▶ [Exercise details] Retype the whole listing below, character for character.

▶ [Raw records]
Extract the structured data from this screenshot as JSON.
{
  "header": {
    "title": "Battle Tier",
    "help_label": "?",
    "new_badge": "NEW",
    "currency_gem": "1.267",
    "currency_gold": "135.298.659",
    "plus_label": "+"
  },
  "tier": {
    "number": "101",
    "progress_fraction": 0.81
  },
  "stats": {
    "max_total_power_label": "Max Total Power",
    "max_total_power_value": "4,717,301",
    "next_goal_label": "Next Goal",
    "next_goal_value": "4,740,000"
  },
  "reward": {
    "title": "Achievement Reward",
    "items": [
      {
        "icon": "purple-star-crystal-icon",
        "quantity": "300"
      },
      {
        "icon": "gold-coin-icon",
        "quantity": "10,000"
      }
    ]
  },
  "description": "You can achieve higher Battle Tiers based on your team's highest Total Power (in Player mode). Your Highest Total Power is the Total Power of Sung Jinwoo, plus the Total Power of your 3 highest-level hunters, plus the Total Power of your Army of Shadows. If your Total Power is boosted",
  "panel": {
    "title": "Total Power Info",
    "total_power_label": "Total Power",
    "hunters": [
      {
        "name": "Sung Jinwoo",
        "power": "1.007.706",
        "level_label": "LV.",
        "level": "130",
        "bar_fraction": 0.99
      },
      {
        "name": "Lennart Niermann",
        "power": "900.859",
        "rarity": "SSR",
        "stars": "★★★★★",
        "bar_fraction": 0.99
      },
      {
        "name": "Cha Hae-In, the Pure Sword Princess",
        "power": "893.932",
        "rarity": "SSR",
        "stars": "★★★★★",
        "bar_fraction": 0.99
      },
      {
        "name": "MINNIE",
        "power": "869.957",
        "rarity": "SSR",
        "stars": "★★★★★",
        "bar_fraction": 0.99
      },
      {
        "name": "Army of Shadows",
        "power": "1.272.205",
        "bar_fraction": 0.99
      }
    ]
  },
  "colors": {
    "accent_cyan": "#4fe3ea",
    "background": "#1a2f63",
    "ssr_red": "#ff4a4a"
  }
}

▶ [Finished answer]
Extract the structured data from this screenshot as JSON.
{
  "header": {
    "title": "Battle Tier",
    "help_label": "?",
    "new_badge": "NEW",
    "currency_gem": "1.267",
    "currency_gold": "135.298.659",
    "plus_label": "+"
  },
  "tier": {
    "number": "101",
    "progress_fraction": 0.81
  },
  "stats": {
    "max_total_power_label": "Max Total Power",
    "max_total_power_value": "4,717,301",
    "next_goal_label": "Next Goal",
    "next_goal_value": "4,740,000"
  },
  "reward": {
    "title": "Achievement Reward",
    "items": [
      {
        "icon": "purple-star-crystal-icon",
        "quantity": "300"
      },
      {
        "icon": "gold-coin-icon",
        "quantity": "10,000"
      }
    ]
  },
  "description": "You can achieve higher Battle Tiers based on your team's highest Total Power (in Player mode). Your Highest Total Power is the Total Power of Sung Jinwoo, plus the Total Power of your 3 highest-level hunters, plus the Total Power of your Army of Shadows. If your Total Power is boosted",
  "panel": {
    "title": "Total Power Info",
    "total_power_label": "Total Power",
    "hunters": [
      {
        "name": "Sung Jinwoo",
        "power": "1.007.706",
        "level_label": "LV.",
        "level": "130",
        "bar_fraction": 0.99
      },
      {
        "name": "Lennart Niermann",
        "power": "900.859",
        "rarity": "SSR",
        "stars": "★★★★★",
        "bar_fraction": 0.99
      },
      {
        "name": "Cha Hae-In, the Pure Sword Princess",
        "power": "893.932",
        "rarity": "SSR",
        "stars": "★★★★★",
        "bar_fraction": 0.99
      },
      {
        "name": "MINNIE",
        "power": "869.957",
        "rarity": "SSR",
        "stars": "★★★★★",
        "bar_fraction": 0.99
      },
      {
        "name": "Army of Shadows",
        "power": "1.272.205",
        "bar_fraction": 0.99
      }
    ]
  },
  "colors": {
    "accent_cyan": "#4fe3ea",
    "background": "#1a2f63",
    "ssr_red": "#ff4a4a"
  }
}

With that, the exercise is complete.